OBJECTIVE: Every line of the listing must be reproduced as it stands. Leave the images behind.

Rows from a figure dataset
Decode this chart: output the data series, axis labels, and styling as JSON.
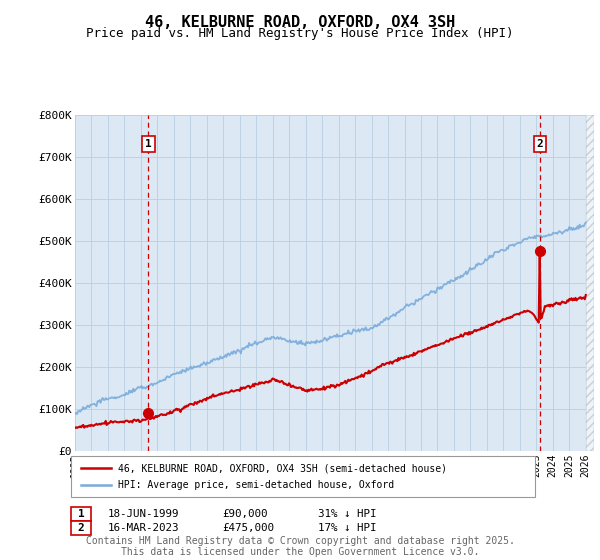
{
  "title": "46, KELBURNE ROAD, OXFORD, OX4 3SH",
  "subtitle": "Price paid vs. HM Land Registry's House Price Index (HPI)",
  "ylim": [
    0,
    800000
  ],
  "yticks": [
    0,
    100000,
    200000,
    300000,
    400000,
    500000,
    600000,
    700000,
    800000
  ],
  "ytick_labels": [
    "£0",
    "£100K",
    "£200K",
    "£300K",
    "£400K",
    "£500K",
    "£600K",
    "£700K",
    "£800K"
  ],
  "xlim_start": 1995.0,
  "xlim_end": 2026.5,
  "purchase1_x": 1999.46,
  "purchase1_y": 90000,
  "purchase2_x": 2023.21,
  "purchase2_y": 475000,
  "purchase1_date": "18-JUN-1999",
  "purchase1_price": "£90,000",
  "purchase1_hpi": "31% ↓ HPI",
  "purchase2_date": "16-MAR-2023",
  "purchase2_price": "£475,000",
  "purchase2_hpi": "17% ↓ HPI",
  "legend_line1": "46, KELBURNE ROAD, OXFORD, OX4 3SH (semi-detached house)",
  "legend_line2": "HPI: Average price, semi-detached house, Oxford",
  "footer": "Contains HM Land Registry data © Crown copyright and database right 2025.\nThis data is licensed under the Open Government Licence v3.0.",
  "line_color_red": "#cc0000",
  "line_color_blue": "#7aabdb",
  "plot_bg_color": "#dce9f5",
  "bg_color": "#ffffff",
  "grid_color": "#b8cfe0",
  "vline_color": "#cc0000",
  "title_fontsize": 11,
  "subtitle_fontsize": 9,
  "tick_fontsize": 8,
  "footer_fontsize": 7
}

SOLUTION TO THIS PROBLEM:
Decode this chart: output the data series, axis labels, and styling as JSON.
{
  "title": "46, KELBURNE ROAD, OXFORD, OX4 3SH",
  "subtitle": "Price paid vs. HM Land Registry's House Price Index (HPI)",
  "ylim": [
    0,
    800000
  ],
  "yticks": [
    0,
    100000,
    200000,
    300000,
    400000,
    500000,
    600000,
    700000,
    800000
  ],
  "ytick_labels": [
    "£0",
    "£100K",
    "£200K",
    "£300K",
    "£400K",
    "£500K",
    "£600K",
    "£700K",
    "£800K"
  ],
  "xlim_start": 1995.0,
  "xlim_end": 2026.5,
  "purchase1_x": 1999.46,
  "purchase1_y": 90000,
  "purchase2_x": 2023.21,
  "purchase2_y": 475000,
  "purchase1_date": "18-JUN-1999",
  "purchase1_price": "£90,000",
  "purchase1_hpi": "31% ↓ HPI",
  "purchase2_date": "16-MAR-2023",
  "purchase2_price": "£475,000",
  "purchase2_hpi": "17% ↓ HPI",
  "legend_line1": "46, KELBURNE ROAD, OXFORD, OX4 3SH (semi-detached house)",
  "legend_line2": "HPI: Average price, semi-detached house, Oxford",
  "footer": "Contains HM Land Registry data © Crown copyright and database right 2025.\nThis data is licensed under the Open Government Licence v3.0.",
  "line_color_red": "#cc0000",
  "line_color_blue": "#7aabdb",
  "plot_bg_color": "#dce9f5",
  "bg_color": "#ffffff",
  "grid_color": "#b8cfe0",
  "vline_color": "#cc0000",
  "title_fontsize": 11,
  "subtitle_fontsize": 9,
  "tick_fontsize": 8,
  "footer_fontsize": 7
}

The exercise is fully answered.